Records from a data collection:
──────
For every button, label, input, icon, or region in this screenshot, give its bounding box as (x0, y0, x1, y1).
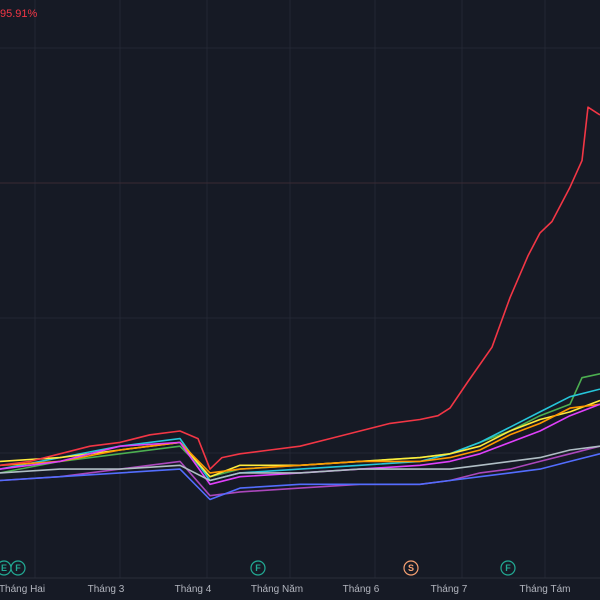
series-line (0, 403, 600, 474)
x-tick-label: Tháng Tám (520, 584, 571, 595)
event-marker-label: F (505, 563, 511, 573)
x-tick-label: Tháng Hai (0, 584, 45, 595)
x-tick-label: Tháng 4 (175, 584, 212, 595)
event-marker (500, 560, 516, 576)
event-marker (403, 560, 419, 576)
series-line (0, 106, 600, 470)
x-tick-label: Tháng 3 (88, 584, 125, 595)
series-line (0, 388, 600, 482)
x-tick-label: Tháng Năm (251, 584, 303, 595)
event-marker-label: F (255, 563, 261, 573)
top-value-label: 95.91% (0, 8, 38, 20)
x-tick-label: Tháng 7 (431, 584, 468, 595)
event-marker-label: S (408, 563, 414, 573)
event-marker (10, 560, 26, 576)
event-marker-label: E (1, 563, 7, 573)
event-marker (250, 560, 266, 576)
event-marker-label: F (15, 563, 21, 573)
series-line (0, 453, 600, 501)
series-line (0, 445, 600, 482)
x-tick-label: Tháng 6 (343, 584, 380, 595)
──────
YOUR GOAL |
Retype every line of the records above without changing anything. Leave out the pictures.

THE SOLUTION |
For every button, label, input, icon, or region in this screenshot, give its bounding box as (x0, y0, x1, y1).
series-line (0, 403, 600, 474)
x-tick-label: Tháng Tám (520, 584, 571, 595)
event-marker-label: F (505, 563, 511, 573)
x-tick-label: Tháng Hai (0, 584, 45, 595)
x-tick-label: Tháng 4 (175, 584, 212, 595)
event-marker (500, 560, 516, 576)
event-marker (403, 560, 419, 576)
series-line (0, 106, 600, 470)
x-tick-label: Tháng 3 (88, 584, 125, 595)
series-line (0, 388, 600, 482)
x-tick-label: Tháng Năm (251, 584, 303, 595)
event-marker-label: F (255, 563, 261, 573)
top-value-label: 95.91% (0, 8, 38, 20)
x-tick-label: Tháng 7 (431, 584, 468, 595)
event-marker-label: S (408, 563, 414, 573)
event-marker (10, 560, 26, 576)
event-marker-label: E (1, 563, 7, 573)
event-marker (250, 560, 266, 576)
event-marker-label: F (15, 563, 21, 573)
series-line (0, 453, 600, 501)
series-line (0, 445, 600, 482)
x-tick-label: Tháng 6 (343, 584, 380, 595)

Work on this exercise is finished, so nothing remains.